• MATERIALS PROVIDED

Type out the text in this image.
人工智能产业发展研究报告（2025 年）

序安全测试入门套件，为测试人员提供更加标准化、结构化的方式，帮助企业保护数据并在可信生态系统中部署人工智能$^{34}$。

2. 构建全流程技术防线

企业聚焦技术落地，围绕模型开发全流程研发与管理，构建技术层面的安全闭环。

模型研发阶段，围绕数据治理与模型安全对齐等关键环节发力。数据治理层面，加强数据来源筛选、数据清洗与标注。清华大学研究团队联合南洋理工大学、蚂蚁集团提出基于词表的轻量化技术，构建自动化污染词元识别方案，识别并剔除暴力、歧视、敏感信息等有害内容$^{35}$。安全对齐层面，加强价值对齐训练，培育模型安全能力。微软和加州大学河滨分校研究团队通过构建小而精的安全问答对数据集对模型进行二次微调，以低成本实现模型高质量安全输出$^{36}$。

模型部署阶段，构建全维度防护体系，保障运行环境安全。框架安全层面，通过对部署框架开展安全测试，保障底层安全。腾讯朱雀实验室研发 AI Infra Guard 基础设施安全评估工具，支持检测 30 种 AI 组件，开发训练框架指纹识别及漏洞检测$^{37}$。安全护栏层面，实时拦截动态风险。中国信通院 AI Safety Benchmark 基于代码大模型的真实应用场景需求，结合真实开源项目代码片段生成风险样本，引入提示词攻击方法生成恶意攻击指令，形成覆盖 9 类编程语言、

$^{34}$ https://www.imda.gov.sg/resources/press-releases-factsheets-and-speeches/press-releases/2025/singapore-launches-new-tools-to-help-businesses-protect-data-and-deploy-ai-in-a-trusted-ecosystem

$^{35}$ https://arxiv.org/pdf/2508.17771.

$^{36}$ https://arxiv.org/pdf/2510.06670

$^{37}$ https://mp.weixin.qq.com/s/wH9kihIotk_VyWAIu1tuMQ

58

• SET EXERCISE
Return each line of the data exactly as written above.

• ANSWER
Type out the text in this image.
人工智能产业发展研究报告（2025 年）

序安全测试入门套件，为测试人员提供更加标准化、结构化的方式，帮助企业保护数据并在可信生态系统中部署人工智能$^{34}$。

2. 构建全流程技术防线

企业聚焦技术落地，围绕模型开发全流程研发与管理，构建技术层面的安全闭环。

模型研发阶段，围绕数据治理与模型安全对齐等关键环节发力。数据治理层面，加强数据来源筛选、数据清洗与标注。清华大学研究团队联合南洋理工大学、蚂蚁集团提出基于词表的轻量化技术，构建自动化污染词元识别方案，识别并剔除暴力、歧视、敏感信息等有害内容$^{35}$。安全对齐层面，加强价值对齐训练，培育模型安全能力。微软和加州大学河滨分校研究团队通过构建小而精的安全问答对数据集对模型进行二次微调，以低成本实现模型高质量安全输出$^{36}$。

模型部署阶段，构建全维度防护体系，保障运行环境安全。框架安全层面，通过对部署框架开展安全测试，保障底层安全。腾讯朱雀实验室研发 AI Infra Guard 基础设施安全评估工具，支持检测 30 种 AI 组件，开发训练框架指纹识别及漏洞检测$^{37}$。安全护栏层面，实时拦截动态风险。中国信通院 AI Safety Benchmark 基于代码大模型的真实应用场景需求，结合真实开源项目代码片段生成风险样本，引入提示词攻击方法生成恶意攻击指令，形成覆盖 9 类编程语言、

$^{34}$ https://www.imda.gov.sg/resources/press-releases-factsheets-and-speeches/press-releases/2025/singapore-launches-new-tools-to-help-businesses-protect-data-and-deploy-ai-in-a-trusted-ecosystem

$^{35}$ https://arxiv.org/pdf/2508.17771.

$^{36}$ https://arxiv.org/pdf/2510.06670

$^{37}$ https://mp.weixin.qq.com/s/wH9kihIotk_VyWAIu1tuMQ

58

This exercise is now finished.